_DIRECTIVE:_ Find every line in the records below that holds the word "emoji" and copy it.

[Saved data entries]
^^^^
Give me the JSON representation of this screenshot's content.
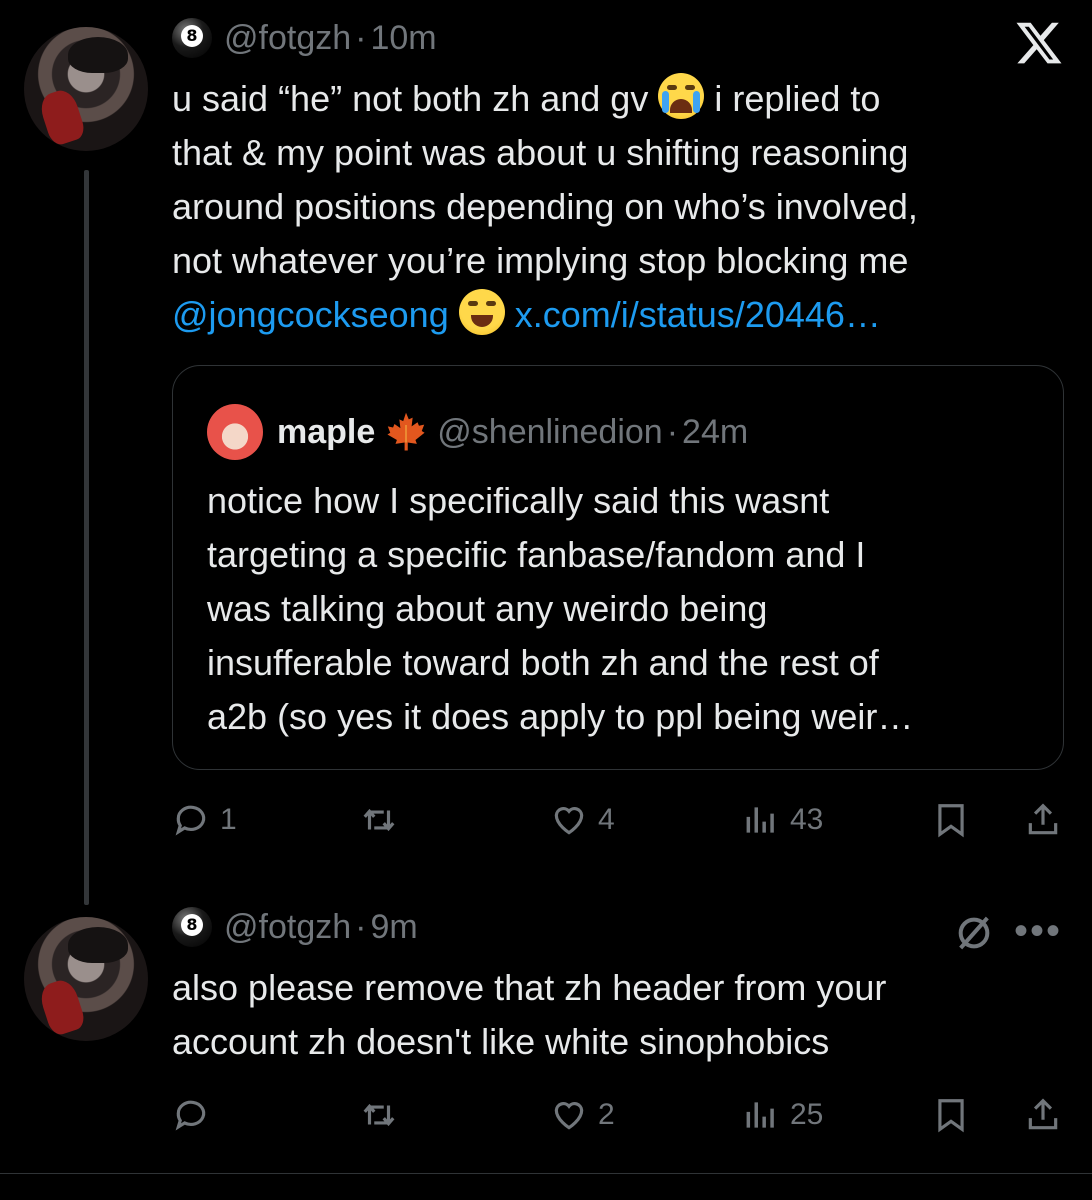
{
  "tweets": [
    {
      "handle": "@fotgzh",
      "separator": "·",
      "time": "10m",
      "text_lines": [
        {
          "parts": [
            {
              "t": "u said “he” not both zh and gv ",
              "kind": "text"
            },
            {
              "t": "loudly-crying-face",
              "kind": "emoji-cry"
            },
            {
              "t": " i replied to\nthat & my point was about u shifting reasoning\naround positions depending on who’s involved,\nnot whatever you’re implying stop blocking me\n",
              "kind": "text"
            },
            {
              "t": "@jongcockseong",
              "kind": "link"
            },
            {
              "t": " ",
              "kind": "text"
            },
            {
              "t": "face-with-tears-of-joy",
              "kind": "emoji-joy"
            },
            {
              "t": " ",
              "kind": "text"
            },
            {
              "t": "x.com/i/status/20446…",
              "kind": "link"
            }
          ]
        }
      ],
      "quote": {
        "name": "maple",
        "handle": "@shenlinedion",
        "separator": "·",
        "time": "24m",
        "text": "notice how I specifically said this wasnt\ntargeting a specific fanbase/fandom and I\nwas talking about any weirdo being\ninsufferable toward both zh and the rest of\na2b (so yes it does apply to ppl being weir…"
      },
      "actions": {
        "replies": "1",
        "reposts": "",
        "likes": "4",
        "views": "43"
      }
    },
    {
      "handle": "@fotgzh",
      "separator": "·",
      "time": "9m",
      "text": "also please remove that zh header from your\naccount zh doesn't like white sinophobics",
      "actions": {
        "replies": "",
        "reposts": "",
        "likes": "2",
        "views": "25"
      }
    }
  ],
  "icons": {
    "logo": "x-logo-icon",
    "grok": "grok-slash-icon",
    "more": "more-dots-icon",
    "badge": "8-ball-emoji-icon",
    "maple": "maple-leaf-icon"
  },
  "colors": {
    "background": "#000000",
    "text": "#e7e9ea",
    "muted": "#71767b",
    "link": "#1d9bf0",
    "border": "#2f3336"
  }
}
^^^^
_WRITTEN ANSWER:_
              "kind": "emoji-cry"
              "kind": "emoji-joy"
    "badge": "8-ball-emoji-icon",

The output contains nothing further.